The Perils of Forced Membership Drives: MINISO's Self-Inflicted Challenge

Stock News06-29 17:03

“Do you have a membership?” “No.” “Would you like to sign up for a free one? Points can be used as cash.” “No, thank you.” “Alright, that will be 59 yuan.” This was a recent exchange at the checkout counter of a MINISO Group Holding Limited (HKG: 09896) store in a Beijing shopping district. Previously, however, the checkout experience at some MINISO stores was far from this smooth. Topics like #MINISO won't let you pay without a membership# and #MINISO's membership rules are getting more absurd# have trended on social media, with many consumers complaining online about being repeatedly questioned by staff at checkout, even for buying a bottle of water, and some even reported being unable to complete a purchase without scanning a code to register as a member. Facing public criticism, the company initially responded that only blind box, vinyl figure, and other trendy toy products were restricted to members for purchase, with other product categories unaffected. This meant that requiring membership registration to buy a bottle of water was against policy. During recent visits to several offline stores in Beijing, the aggressive membership barriers were no longer present, but the questions raised by the online controversy remain unresolved. Why would a global retail giant with over 8,500 stores and recently reported revenue and profit growth risk alienating consumers with such an off-putting tactic as forced membership? Who is ultimately responsible for this situation?

++++

=== Task instructions ===
Answer these from the MINISO article:
(a) What total did the cashier give in the checkout exchange in a Beijing shopping district?
(b) According to the company's initial response, which products could only be bought by members?
(c) How many stores does the company have?

++++

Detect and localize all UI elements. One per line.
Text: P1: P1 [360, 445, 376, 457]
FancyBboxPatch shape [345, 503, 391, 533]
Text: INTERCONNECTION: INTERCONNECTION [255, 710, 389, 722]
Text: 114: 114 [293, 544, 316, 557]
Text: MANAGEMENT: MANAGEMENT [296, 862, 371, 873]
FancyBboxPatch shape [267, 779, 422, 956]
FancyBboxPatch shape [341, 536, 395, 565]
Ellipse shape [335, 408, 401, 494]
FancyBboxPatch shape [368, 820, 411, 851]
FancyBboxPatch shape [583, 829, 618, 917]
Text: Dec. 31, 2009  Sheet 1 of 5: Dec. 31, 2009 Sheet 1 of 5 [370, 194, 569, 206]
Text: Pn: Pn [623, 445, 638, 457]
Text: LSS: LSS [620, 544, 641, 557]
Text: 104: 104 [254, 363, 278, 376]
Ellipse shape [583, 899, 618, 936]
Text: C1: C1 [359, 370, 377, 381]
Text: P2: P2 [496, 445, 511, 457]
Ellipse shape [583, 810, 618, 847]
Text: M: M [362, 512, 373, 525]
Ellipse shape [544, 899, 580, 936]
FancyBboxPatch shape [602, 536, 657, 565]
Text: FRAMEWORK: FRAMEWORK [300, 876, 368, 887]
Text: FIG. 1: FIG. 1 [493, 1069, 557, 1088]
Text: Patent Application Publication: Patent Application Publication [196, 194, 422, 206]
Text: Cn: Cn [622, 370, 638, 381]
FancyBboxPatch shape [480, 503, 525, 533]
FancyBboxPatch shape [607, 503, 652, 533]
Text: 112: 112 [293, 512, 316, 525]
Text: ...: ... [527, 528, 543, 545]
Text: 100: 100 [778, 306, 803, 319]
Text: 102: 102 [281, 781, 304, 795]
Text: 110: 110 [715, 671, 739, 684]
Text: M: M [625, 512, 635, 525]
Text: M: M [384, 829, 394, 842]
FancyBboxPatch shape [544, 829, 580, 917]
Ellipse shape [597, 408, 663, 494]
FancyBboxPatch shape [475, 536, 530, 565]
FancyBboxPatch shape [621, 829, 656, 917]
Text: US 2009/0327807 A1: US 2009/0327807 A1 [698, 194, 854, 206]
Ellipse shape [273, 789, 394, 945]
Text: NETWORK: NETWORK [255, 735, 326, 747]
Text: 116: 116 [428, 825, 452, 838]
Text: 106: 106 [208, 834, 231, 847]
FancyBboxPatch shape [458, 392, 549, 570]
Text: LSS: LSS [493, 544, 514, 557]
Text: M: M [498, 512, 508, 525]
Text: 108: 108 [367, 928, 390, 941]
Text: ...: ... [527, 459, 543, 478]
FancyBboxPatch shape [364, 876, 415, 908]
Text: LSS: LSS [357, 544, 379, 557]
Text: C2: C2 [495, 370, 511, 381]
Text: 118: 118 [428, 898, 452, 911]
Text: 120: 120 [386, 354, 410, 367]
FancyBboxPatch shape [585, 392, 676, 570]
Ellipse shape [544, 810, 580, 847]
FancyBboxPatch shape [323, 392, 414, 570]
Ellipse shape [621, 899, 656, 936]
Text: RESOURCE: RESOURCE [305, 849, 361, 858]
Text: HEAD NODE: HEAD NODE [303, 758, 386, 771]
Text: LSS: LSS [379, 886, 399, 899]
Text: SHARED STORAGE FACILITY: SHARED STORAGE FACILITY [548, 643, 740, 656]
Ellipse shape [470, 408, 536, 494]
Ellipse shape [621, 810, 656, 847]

++++

=== Exercise output ===
(a) 59 yuan.
(b) Blind box, vinyl figure, and other trendy toy products.
(c) Over 8,500.